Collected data
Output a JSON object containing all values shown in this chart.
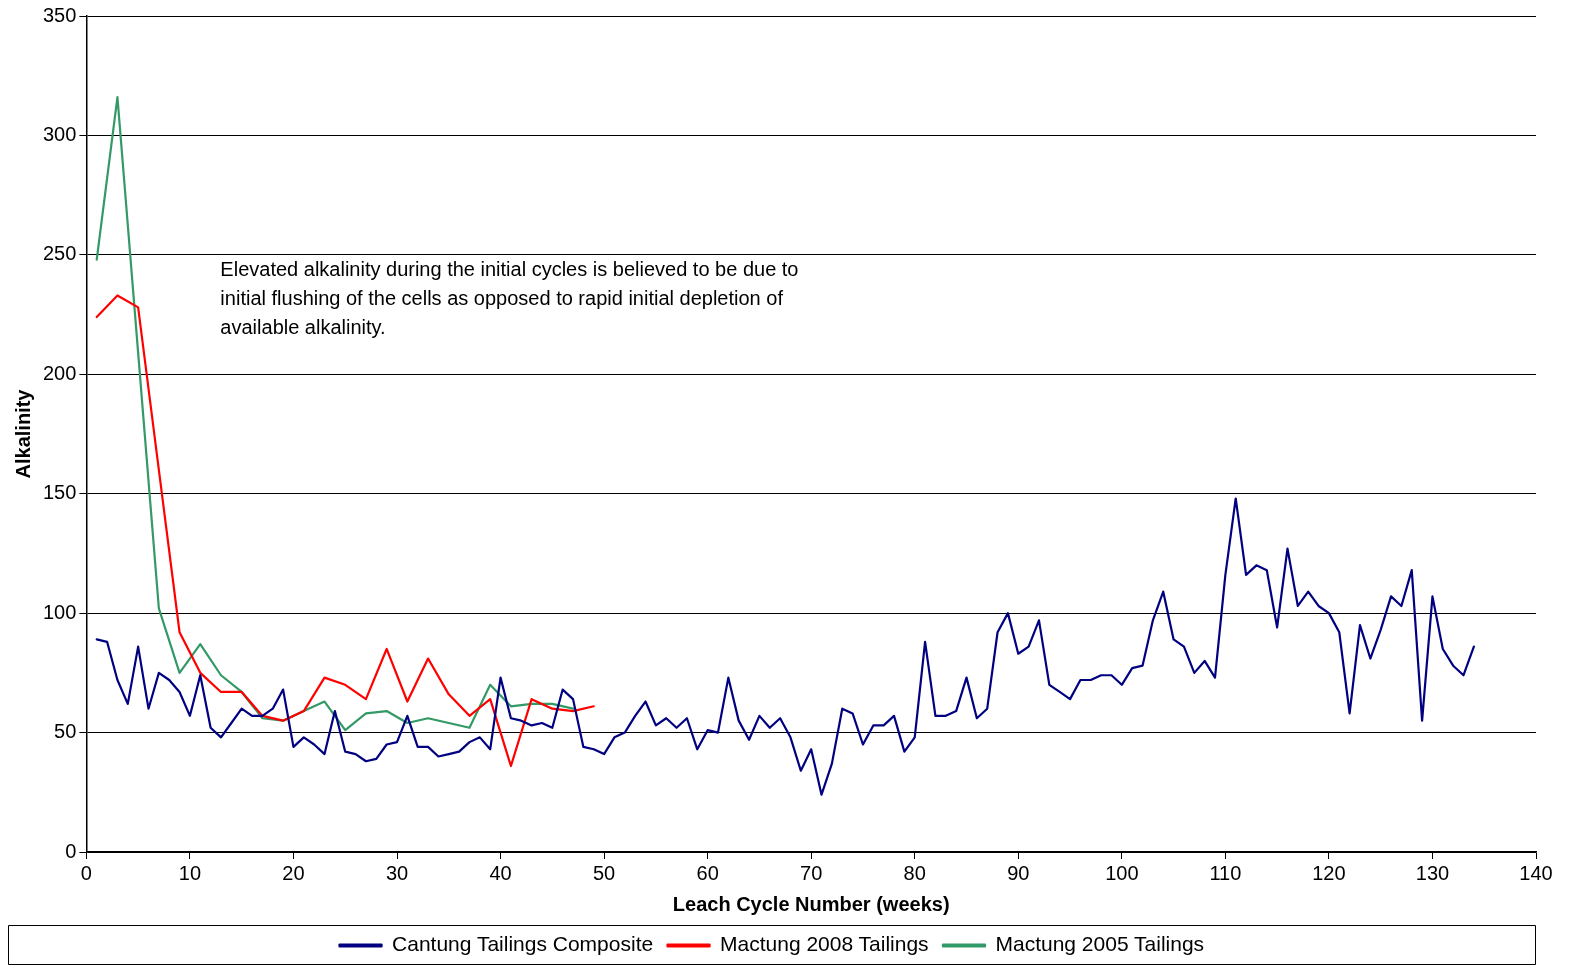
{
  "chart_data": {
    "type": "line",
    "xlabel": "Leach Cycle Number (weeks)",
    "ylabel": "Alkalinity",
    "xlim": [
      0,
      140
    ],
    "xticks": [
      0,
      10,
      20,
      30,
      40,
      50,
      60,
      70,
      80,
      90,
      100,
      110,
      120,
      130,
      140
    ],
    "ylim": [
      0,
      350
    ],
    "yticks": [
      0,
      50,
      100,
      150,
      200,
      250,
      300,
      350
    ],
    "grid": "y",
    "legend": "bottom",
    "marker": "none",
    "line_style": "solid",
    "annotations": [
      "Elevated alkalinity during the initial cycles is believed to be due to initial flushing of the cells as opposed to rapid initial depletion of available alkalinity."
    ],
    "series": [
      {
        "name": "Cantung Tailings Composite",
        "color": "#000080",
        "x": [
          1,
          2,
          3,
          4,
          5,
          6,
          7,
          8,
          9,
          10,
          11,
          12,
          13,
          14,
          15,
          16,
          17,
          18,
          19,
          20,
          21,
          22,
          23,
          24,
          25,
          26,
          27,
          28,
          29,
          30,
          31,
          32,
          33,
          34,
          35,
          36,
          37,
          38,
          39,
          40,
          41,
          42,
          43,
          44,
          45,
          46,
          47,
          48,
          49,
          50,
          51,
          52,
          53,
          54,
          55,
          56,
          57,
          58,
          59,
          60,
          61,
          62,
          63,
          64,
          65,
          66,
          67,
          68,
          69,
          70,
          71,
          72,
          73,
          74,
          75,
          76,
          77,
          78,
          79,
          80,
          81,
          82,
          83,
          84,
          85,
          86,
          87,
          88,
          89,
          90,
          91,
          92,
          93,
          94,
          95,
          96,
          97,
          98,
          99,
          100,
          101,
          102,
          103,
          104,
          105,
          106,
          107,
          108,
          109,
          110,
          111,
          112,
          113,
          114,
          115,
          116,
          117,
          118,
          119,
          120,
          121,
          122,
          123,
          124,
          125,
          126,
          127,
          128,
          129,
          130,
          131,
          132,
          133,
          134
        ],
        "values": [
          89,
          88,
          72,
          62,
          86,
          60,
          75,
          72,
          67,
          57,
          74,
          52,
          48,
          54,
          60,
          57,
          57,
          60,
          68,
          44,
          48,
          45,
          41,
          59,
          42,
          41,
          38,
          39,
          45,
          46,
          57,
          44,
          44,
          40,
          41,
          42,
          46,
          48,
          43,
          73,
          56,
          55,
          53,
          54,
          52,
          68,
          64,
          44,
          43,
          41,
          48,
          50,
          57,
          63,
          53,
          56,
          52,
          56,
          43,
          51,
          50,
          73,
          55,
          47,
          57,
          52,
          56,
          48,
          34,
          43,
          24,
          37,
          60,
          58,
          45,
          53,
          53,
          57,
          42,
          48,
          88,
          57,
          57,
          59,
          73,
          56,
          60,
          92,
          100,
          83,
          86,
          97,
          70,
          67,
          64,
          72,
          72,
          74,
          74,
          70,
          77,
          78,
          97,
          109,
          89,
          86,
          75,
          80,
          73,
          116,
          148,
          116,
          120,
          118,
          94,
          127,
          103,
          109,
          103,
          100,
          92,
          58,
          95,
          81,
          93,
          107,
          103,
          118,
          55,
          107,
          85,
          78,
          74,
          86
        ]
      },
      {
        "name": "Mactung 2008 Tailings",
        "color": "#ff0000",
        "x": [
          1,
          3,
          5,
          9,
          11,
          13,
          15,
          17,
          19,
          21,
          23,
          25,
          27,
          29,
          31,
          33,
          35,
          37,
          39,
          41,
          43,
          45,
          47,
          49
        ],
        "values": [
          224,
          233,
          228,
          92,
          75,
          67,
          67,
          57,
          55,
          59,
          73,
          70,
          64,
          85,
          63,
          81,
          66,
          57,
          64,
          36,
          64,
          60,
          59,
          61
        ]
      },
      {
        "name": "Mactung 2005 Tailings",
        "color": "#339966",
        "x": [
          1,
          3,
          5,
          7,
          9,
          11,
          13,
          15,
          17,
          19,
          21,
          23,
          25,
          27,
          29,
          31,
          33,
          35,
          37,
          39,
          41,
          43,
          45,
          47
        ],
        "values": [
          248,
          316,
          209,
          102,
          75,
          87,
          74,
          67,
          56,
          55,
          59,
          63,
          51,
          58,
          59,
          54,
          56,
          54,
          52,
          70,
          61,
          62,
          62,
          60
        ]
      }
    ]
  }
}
...
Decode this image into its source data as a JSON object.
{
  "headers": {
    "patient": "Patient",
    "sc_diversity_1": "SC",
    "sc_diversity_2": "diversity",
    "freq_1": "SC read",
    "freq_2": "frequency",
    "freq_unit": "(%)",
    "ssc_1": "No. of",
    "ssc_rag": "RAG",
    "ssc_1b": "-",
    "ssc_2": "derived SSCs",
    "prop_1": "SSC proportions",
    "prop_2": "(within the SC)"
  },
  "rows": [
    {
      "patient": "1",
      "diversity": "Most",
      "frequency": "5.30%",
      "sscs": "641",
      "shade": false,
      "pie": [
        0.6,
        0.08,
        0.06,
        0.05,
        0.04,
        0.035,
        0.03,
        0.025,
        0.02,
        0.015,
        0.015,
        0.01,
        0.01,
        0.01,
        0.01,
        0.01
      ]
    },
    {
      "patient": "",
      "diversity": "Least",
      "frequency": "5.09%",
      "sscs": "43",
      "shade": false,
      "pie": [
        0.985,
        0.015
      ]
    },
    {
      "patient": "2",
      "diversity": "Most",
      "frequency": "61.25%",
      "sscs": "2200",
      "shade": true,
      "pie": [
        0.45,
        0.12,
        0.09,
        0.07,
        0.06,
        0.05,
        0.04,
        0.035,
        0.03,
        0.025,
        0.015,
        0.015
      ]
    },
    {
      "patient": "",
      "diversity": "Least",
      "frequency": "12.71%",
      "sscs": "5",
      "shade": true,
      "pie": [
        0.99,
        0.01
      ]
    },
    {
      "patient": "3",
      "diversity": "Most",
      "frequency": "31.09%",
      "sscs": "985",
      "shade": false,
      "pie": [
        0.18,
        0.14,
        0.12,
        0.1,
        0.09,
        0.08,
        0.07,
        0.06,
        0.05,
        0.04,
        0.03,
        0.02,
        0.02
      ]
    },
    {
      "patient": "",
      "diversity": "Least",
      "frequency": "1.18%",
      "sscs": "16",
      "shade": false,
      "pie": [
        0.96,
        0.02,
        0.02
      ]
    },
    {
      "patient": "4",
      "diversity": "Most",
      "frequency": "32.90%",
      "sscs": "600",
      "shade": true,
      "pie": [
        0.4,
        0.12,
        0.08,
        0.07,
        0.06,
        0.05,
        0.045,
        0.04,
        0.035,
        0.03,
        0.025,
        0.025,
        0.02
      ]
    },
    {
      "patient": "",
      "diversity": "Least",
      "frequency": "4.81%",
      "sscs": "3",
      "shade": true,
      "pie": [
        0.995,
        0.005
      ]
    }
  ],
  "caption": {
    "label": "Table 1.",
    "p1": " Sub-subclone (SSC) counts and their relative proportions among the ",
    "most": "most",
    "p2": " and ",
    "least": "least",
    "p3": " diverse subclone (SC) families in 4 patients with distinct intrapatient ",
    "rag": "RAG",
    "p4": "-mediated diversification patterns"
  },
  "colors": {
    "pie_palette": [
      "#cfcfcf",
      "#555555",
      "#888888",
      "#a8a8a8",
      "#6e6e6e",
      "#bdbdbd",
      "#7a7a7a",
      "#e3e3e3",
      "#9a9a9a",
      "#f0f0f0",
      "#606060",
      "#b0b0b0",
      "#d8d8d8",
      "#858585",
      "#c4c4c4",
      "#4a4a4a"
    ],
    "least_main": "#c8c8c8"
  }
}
* * *
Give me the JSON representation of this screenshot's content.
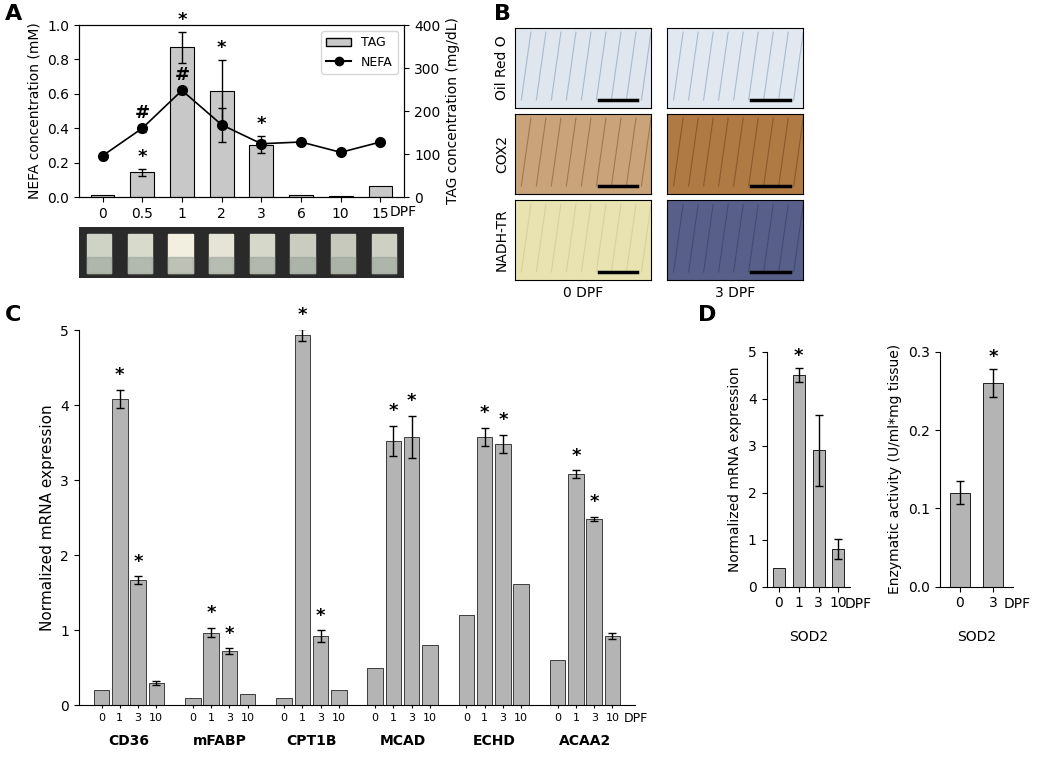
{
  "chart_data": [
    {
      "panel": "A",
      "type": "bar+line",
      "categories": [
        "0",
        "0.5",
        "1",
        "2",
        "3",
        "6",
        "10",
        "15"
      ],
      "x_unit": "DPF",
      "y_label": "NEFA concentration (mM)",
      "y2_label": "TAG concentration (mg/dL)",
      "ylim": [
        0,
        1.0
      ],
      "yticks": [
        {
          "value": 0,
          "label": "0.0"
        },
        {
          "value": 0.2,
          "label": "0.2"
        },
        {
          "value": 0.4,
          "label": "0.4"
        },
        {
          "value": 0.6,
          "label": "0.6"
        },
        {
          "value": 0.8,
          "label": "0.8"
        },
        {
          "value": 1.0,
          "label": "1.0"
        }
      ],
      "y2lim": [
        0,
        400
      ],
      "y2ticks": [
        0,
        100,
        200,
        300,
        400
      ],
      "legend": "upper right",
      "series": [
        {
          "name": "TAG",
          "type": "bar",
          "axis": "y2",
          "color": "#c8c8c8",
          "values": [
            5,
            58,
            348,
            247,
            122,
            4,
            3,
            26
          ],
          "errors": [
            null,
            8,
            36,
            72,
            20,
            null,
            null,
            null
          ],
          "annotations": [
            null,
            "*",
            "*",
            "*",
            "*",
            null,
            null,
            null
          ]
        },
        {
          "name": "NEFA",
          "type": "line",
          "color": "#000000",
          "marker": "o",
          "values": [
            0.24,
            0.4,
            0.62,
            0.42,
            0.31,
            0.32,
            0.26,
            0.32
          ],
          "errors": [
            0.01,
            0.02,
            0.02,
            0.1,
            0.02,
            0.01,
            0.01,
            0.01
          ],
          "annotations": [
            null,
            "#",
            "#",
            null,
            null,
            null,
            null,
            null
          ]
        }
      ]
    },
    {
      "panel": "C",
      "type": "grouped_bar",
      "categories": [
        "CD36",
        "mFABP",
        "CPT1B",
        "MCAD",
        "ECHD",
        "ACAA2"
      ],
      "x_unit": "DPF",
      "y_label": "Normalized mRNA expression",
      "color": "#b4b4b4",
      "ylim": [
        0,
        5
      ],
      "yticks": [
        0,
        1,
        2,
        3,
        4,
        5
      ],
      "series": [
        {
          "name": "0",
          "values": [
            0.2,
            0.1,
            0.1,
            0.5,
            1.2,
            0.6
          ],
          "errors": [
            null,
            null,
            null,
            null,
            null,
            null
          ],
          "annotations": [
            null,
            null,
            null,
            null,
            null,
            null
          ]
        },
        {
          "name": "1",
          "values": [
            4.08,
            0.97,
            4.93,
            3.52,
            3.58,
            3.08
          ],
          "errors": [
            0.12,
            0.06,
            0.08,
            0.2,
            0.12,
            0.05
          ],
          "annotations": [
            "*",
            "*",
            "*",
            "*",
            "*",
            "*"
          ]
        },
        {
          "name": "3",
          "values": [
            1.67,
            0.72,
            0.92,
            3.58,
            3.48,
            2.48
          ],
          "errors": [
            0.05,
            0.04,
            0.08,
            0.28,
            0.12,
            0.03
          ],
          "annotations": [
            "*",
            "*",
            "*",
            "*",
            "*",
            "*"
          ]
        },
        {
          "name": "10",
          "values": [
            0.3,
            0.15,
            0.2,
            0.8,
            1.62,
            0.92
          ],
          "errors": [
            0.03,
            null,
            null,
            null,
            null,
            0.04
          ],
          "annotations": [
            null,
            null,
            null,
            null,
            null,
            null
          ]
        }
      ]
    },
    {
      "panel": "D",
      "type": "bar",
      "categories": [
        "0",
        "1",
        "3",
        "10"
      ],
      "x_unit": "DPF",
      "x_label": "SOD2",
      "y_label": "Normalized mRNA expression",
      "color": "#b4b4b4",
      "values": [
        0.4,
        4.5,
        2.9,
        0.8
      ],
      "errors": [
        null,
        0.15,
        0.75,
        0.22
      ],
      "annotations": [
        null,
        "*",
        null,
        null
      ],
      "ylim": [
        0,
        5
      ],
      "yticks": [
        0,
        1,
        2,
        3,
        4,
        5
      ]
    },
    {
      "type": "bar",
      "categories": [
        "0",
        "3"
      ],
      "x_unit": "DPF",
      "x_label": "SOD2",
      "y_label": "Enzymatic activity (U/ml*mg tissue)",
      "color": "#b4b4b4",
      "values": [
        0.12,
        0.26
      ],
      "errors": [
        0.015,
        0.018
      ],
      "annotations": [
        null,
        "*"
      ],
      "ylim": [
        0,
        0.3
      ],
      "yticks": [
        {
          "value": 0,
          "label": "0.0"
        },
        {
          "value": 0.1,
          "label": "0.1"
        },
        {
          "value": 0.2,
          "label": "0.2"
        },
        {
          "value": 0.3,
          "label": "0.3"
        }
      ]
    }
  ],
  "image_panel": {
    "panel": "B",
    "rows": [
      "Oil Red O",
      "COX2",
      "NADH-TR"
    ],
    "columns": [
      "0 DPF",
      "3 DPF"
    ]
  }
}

TASK BRIEF
Each line of the entries that contains the word "proportions" should be listed.

RESULT OF THIS TASK
    "prop_1": "SSC proportions",
    "p1": " Sub-subclone (SSC) counts and their relative proportions among the ",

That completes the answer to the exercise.